WHAT TO PRODUCE
Rewrite the listing below as a JSON list of strings, one string per line and blank lines omitted, starting at the beginning of the listing and stopping after the line that contains "option-open-form-label: Открыть форму".

(Element box listing)

---------------

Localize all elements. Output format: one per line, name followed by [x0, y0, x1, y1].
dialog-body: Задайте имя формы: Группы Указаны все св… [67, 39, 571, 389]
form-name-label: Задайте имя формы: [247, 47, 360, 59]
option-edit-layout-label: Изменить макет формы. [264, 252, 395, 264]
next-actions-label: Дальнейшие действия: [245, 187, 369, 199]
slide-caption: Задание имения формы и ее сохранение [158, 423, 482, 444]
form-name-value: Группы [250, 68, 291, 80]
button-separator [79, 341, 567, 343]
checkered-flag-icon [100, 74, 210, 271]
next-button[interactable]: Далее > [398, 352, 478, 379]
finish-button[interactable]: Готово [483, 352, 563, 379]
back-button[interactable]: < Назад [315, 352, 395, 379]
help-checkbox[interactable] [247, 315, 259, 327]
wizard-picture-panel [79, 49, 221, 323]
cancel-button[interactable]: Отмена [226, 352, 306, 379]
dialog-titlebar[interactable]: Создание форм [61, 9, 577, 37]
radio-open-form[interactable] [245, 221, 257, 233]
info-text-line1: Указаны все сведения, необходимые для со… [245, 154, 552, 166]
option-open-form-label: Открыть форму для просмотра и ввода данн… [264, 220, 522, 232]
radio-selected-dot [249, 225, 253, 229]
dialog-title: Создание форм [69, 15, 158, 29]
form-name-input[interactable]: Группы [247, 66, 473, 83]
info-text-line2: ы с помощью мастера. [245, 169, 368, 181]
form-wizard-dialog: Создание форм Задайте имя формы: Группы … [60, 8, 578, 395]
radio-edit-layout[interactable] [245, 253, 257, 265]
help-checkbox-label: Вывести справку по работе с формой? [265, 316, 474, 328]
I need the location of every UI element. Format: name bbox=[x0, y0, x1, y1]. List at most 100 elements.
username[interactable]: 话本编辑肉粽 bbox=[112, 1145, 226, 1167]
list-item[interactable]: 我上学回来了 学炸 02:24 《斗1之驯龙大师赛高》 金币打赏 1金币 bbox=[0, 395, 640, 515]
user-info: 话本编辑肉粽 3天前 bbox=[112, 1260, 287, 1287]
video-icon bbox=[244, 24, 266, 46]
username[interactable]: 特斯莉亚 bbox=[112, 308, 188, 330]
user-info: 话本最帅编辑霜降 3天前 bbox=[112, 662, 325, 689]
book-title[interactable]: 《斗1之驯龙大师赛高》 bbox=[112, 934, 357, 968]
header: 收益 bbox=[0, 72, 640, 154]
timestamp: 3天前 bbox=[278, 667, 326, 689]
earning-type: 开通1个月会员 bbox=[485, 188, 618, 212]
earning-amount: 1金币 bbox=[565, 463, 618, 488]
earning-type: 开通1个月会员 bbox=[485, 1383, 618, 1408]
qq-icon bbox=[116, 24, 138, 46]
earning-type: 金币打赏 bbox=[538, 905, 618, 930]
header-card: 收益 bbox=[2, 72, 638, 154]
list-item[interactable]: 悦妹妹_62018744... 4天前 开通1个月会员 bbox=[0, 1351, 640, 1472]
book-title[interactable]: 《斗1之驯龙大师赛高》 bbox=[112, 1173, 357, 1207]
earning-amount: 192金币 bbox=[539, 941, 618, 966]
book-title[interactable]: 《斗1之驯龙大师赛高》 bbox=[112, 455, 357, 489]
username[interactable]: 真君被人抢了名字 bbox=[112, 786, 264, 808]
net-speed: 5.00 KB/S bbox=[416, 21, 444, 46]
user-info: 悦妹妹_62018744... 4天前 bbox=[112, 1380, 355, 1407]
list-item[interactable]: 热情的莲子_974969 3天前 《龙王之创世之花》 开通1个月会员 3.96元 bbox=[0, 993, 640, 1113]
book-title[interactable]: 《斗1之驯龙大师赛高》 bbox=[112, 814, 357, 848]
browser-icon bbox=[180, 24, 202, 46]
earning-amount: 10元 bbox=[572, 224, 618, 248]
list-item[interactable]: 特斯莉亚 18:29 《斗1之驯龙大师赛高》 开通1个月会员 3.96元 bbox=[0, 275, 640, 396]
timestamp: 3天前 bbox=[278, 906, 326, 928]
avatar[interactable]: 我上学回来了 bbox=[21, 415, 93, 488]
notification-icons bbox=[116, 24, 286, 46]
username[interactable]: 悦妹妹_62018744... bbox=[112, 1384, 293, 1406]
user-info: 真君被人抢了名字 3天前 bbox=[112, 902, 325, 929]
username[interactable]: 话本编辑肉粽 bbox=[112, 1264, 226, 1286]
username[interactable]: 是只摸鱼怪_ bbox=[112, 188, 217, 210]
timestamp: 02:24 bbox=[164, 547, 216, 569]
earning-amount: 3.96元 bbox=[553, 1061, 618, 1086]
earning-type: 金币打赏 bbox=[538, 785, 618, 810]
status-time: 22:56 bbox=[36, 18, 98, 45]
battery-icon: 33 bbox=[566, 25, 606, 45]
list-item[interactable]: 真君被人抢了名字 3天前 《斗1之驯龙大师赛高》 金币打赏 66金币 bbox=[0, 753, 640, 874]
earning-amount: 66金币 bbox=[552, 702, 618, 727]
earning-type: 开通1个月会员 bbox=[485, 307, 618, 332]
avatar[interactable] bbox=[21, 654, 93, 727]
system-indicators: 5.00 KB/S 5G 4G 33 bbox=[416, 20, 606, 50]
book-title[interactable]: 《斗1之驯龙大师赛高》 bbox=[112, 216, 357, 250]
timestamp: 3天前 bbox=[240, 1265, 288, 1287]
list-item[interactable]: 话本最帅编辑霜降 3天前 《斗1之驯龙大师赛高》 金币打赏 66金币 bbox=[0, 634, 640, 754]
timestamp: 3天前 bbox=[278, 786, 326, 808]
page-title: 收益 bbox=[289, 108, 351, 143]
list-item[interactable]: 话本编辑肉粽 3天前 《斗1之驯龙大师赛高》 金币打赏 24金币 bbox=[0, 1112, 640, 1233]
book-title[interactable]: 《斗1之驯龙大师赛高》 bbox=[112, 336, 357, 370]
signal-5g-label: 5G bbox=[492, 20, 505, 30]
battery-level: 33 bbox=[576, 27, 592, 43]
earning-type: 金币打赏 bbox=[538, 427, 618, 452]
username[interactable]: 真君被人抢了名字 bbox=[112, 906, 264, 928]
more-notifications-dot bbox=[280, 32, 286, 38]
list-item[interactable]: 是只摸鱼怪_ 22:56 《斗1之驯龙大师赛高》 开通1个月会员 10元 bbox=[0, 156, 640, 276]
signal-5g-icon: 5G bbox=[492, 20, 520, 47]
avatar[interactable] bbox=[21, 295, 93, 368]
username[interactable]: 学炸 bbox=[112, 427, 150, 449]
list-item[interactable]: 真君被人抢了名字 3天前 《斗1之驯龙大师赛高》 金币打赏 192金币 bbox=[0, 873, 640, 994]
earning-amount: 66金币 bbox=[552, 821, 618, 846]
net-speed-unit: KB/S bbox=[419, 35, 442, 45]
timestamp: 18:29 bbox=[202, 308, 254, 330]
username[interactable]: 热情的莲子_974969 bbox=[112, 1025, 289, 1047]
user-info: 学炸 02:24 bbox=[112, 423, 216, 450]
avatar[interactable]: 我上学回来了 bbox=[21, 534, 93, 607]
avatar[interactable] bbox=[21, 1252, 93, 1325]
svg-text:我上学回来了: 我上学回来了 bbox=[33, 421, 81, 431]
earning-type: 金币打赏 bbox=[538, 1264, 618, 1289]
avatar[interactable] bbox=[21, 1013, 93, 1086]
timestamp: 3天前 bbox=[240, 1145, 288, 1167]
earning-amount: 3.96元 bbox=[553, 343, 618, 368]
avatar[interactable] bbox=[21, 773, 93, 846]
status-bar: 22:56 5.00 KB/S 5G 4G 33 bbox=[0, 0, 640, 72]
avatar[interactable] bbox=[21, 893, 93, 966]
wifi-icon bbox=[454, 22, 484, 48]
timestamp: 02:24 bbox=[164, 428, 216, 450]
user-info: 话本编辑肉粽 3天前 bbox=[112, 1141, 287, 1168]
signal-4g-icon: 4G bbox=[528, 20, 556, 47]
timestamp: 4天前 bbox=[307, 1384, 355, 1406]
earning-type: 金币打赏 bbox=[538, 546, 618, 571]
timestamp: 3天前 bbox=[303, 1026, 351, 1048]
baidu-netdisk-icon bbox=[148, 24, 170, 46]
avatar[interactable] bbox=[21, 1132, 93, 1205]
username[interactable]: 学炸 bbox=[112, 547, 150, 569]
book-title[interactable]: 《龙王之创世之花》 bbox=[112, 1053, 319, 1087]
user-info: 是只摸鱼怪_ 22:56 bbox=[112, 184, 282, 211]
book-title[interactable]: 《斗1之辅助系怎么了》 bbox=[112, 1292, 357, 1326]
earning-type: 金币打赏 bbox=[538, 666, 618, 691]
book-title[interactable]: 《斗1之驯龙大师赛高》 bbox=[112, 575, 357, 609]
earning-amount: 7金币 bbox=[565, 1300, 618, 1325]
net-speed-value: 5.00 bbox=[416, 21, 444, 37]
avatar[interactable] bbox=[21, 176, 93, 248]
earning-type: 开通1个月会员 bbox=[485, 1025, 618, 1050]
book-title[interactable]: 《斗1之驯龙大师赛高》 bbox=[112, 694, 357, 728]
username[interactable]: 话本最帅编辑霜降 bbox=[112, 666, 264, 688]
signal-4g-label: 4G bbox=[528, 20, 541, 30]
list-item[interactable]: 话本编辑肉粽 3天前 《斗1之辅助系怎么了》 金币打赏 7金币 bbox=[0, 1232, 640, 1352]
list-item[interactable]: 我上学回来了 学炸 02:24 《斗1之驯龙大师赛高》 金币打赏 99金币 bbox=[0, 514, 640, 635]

---------------

EXERCISE RESULT
[
  "Localize all elements. Output format: one per line, name followed by [x0, y0, x1, y1].",
  "dialog-body: Задайте имя формы: Группы Указаны все св… [67, 39, 571, 389]",
  "form-name-label: Задайте имя формы: [247, 47, 360, 59]",
  "option-edit-layout-label: Изменить макет формы. [264, 252, 395, 264]",
  "next-actions-label: Дальнейшие действия: [245, 187, 369, 199]",
  "slide-caption: Задание имения формы и ее сохранение [158, 423, 482, 444]",
  "form-name-value: Группы [250, 68, 291, 80]",
  "button-separator [79, 341, 567, 343]",
  "checkered-flag-icon [100, 74, 210, 271]",
  "next-button[interactable]: Далее > [398, 352, 478, 379]",
  "finish-button[interactable]: Готово [483, 352, 563, 379]",
  "back-button[interactable]: < Назад [315, 352, 395, 379]",
  "help-checkbox[interactable] [247, 315, 259, 327]",
  "wizard-picture-panel [79, 49, 221, 323]",
  "cancel-button[interactable]: Отмена [226, 352, 306, 379]",
  "dialog-titlebar[interactable]: Создание форм [61, 9, 577, 37]",
  "radio-open-form[interactable] [245, 221, 257, 233]",
  "info-text-line1: Указаны все сведения, необходимые для со… [245, 154, 552, 166]",
  "option-open-form-label: Открыть форму для просмотра и ввода данн… [264, 220, 522, 232]"
]